■ **本文抜粋**
▼
Literacy, Culture and contemporary learning

芸人が「芸人」でいられるためのシステムとは

今日は、仕事で関わらせていただいている
「小金井110人のストーリー」に参加するため、
JR武蔵小金井駅から徒歩7分、
小金井アートスポットシャトー2Fに行ってまいりました。

◎「小金井110人のストーリー」小金井110人のストーリー


今回のゲストは、東京学芸大学在学中にコンビ結成し、わずか1年でテレビ番組にレギュラー出演も果たしたという学生お笑いトリオの「プラスガンマ」さんということで、『お笑い』好きとしては見逃せない!という感じで、行ってきました。

◎プラスガンマさんによる漫才「怖い話」

「小金井110人のストーリー」では、
毎回ゲストをおよびして、公開インタビューの形式でお話をうかがう・・・ということで、今回も、「お笑い芸人のフリートーク」というよりは、
けっこうマジメに、どういう過程でそれぞれのメンバーがお笑い芸人をめざし、
どういう過程でコンビが結成され、
コンビからトリオになるときに、その新たなメンバーがどういう思いを抱いていたのか、などなど、
「お笑い芸人」と呼ばれる方の、心の底にある声を聞けたような気がして、私にはそれがおもしろかった。

その中でも特に印象に残ったのは、
司会の方の「今後はどのような展開を目指されていますか?」という質問に対して出された、
「芸人が『芸人』としてあれるようなかたちで活動をしていきたい」という言葉。

今年の正月、ほぼ1年ぶりに、テレビでお笑いバラエティショーを見て、深いショックを受けたわたしには、とても印象的でした。

よく、面白いと言われていたお笑いの人が、『エンタの神様』などのバラエティ番組に出るようになるたびに、
「○○さんも、『エンタ』で食いつぶされていくんだね。残念。」
という言葉がつぶやかれます。

こういう言葉を聞くたびに、今のテレビ番組のシステムは、お笑い芸人の方々がきちんと「芸人」としていられるためのシステムになっていないのではないか、と思ってしまう。
確かに、よくありがちなバラエティ番組で、クイズなどのゲームに興じていたり、
後輩やお客さんをネタにしてからかったり、そんなことをしているだけの人を、果たして「芸人」と呼べるのか、というと疑問が残ります。

芸人が、きちんと「芸人」であること。
そのためにはどうしていったらいいのか。
また、それを支えるためには、どういう社会や経済のシステムを作っていったらいいのか。
▲
■ **提供資料**
▼
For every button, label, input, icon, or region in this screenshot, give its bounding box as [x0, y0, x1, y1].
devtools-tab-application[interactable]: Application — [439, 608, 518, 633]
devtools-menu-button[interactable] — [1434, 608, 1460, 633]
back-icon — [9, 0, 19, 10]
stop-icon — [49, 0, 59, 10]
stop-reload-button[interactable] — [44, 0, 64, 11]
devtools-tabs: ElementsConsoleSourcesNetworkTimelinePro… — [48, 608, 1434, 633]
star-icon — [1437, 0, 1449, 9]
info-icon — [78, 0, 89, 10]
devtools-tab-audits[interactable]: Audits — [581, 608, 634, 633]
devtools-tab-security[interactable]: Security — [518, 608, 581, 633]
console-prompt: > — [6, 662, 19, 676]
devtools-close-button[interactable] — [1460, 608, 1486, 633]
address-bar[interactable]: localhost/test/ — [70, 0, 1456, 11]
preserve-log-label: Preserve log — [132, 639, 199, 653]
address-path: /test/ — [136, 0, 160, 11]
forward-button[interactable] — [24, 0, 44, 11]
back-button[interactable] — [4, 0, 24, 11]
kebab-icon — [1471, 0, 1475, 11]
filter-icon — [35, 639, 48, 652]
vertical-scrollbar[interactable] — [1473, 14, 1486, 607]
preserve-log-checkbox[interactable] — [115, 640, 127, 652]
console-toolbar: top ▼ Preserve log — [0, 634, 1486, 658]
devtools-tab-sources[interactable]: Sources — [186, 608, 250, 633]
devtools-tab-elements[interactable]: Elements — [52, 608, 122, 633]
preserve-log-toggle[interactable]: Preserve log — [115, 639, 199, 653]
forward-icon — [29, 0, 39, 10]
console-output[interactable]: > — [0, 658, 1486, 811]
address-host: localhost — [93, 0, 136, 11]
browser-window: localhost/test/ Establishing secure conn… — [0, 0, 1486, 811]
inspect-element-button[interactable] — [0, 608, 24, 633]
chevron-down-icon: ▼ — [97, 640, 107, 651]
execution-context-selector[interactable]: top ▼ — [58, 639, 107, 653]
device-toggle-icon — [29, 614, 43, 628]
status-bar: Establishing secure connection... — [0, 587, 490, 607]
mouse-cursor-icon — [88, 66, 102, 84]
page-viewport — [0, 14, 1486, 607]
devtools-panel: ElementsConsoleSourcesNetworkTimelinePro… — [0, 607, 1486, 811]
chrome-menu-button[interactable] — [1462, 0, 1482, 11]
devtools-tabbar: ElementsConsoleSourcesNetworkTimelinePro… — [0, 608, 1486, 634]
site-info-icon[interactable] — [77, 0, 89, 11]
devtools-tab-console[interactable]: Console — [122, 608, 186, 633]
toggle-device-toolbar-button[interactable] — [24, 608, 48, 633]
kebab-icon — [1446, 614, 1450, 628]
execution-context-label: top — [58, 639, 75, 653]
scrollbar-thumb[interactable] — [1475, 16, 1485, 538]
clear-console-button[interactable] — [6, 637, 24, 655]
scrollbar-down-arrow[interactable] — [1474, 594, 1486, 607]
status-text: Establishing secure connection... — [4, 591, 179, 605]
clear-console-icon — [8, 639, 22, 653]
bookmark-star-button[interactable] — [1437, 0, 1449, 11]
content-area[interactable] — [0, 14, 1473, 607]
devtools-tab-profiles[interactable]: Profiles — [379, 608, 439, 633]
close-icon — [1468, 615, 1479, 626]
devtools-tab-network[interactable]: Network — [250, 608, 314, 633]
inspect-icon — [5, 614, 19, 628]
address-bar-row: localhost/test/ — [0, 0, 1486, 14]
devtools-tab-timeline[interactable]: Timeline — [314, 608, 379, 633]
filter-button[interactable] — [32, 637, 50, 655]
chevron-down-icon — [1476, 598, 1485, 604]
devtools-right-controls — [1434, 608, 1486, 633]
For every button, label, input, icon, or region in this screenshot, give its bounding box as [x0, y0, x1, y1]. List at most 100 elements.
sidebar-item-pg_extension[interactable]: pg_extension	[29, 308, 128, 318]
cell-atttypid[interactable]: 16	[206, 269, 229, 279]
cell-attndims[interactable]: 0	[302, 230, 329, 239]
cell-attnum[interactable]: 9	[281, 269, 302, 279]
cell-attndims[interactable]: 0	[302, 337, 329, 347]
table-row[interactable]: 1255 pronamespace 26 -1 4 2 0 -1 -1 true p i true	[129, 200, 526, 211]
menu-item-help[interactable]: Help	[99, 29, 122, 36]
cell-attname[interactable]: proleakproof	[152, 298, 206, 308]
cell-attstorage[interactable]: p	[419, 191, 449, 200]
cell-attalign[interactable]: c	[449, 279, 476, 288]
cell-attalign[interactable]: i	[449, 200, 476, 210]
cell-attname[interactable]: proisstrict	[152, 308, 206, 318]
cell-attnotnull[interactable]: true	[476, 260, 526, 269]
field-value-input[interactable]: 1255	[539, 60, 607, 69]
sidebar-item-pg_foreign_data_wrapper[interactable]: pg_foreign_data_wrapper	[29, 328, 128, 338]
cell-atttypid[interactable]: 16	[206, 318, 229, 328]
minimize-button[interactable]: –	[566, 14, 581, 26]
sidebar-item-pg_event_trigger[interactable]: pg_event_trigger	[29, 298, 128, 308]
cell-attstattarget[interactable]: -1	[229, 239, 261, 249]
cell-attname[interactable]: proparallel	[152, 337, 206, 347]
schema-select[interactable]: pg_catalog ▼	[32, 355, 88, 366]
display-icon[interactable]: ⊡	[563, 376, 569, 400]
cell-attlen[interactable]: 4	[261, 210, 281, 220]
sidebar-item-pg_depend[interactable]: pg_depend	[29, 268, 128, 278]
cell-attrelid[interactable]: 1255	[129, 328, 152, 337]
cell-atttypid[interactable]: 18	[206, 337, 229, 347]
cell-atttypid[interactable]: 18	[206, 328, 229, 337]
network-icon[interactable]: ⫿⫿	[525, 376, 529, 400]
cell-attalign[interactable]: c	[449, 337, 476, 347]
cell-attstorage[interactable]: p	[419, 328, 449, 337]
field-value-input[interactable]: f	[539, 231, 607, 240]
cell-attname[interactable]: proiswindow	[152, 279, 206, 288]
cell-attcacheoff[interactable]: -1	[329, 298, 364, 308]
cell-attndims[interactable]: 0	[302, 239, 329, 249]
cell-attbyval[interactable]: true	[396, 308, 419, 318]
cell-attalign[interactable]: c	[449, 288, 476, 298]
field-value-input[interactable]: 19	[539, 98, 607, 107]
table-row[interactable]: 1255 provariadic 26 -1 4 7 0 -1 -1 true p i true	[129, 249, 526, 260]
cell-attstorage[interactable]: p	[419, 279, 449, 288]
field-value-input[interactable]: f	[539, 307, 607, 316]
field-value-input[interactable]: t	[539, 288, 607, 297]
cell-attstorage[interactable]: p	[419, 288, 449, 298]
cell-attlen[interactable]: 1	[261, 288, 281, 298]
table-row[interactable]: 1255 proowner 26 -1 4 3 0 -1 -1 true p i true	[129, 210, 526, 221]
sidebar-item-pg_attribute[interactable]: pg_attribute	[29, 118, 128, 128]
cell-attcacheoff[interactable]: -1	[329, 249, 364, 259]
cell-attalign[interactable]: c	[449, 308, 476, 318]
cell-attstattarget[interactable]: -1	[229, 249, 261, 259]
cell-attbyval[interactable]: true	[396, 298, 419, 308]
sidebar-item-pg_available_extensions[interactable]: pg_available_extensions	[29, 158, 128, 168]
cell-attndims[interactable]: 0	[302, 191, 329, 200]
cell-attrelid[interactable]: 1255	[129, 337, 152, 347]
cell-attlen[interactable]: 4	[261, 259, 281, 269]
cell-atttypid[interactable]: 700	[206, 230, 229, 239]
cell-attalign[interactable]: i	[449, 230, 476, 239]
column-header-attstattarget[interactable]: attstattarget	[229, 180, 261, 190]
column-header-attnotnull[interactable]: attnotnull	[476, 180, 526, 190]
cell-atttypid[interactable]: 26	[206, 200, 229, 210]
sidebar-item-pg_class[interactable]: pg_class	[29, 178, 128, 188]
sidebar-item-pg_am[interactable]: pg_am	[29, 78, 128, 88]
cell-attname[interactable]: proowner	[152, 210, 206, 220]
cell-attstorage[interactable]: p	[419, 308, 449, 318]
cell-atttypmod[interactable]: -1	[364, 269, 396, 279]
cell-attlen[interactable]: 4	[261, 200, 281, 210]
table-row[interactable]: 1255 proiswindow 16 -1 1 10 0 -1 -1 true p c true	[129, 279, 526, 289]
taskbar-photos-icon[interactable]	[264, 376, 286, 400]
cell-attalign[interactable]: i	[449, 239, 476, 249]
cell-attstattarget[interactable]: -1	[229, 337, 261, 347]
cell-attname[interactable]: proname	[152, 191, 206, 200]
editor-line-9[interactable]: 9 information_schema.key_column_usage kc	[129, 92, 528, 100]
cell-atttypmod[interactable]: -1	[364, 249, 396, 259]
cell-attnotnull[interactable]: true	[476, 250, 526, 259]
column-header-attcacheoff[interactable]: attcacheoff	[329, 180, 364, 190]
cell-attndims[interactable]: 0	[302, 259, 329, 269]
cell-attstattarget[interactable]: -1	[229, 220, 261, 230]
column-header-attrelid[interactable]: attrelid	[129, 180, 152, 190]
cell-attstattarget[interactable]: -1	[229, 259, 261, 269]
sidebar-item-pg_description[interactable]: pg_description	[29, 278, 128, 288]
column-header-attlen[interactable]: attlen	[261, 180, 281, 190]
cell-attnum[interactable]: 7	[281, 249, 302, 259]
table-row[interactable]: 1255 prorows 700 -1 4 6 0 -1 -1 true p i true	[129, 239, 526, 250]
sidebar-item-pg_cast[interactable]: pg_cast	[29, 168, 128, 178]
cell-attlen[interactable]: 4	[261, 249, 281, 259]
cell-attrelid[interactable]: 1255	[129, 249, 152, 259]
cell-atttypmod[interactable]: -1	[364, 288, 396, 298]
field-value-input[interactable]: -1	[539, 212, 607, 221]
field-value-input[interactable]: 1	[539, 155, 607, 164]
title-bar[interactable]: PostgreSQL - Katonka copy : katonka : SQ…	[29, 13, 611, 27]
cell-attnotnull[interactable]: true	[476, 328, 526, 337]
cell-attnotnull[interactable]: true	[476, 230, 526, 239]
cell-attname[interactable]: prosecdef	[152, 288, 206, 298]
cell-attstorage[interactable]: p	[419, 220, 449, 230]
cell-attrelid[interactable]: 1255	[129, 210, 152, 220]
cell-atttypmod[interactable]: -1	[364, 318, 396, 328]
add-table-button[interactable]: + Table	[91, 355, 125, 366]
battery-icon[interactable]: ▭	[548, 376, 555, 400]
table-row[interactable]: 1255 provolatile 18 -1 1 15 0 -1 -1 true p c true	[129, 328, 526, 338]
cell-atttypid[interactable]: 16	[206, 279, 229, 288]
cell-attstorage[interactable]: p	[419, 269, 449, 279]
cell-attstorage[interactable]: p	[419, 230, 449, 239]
▲
■ **課題**
お笑い芸人についての本文抜粋から、「確かに、よくありがちなバラエティ番組で、クイズなどのゲームに興じていたり、」から「ムを作っていったらいいのか。」までを全部、一字も変えずに書き写してください。

■ **解答**
確かに、よくありがちなバラエティ番組で、クイズなどのゲームに興じていたり、
後輩やお客さんをネタにしてからかったり、そんなことをしているだけの人を、果たして「芸人」と呼べるのか、というと疑問が残ります。

芸人が、きちんと「芸人」であること。
そのためにはどうしていったらいいのか。
また、それを支えるためには、どういう社会や経済のシステムを作っていったらいいのか。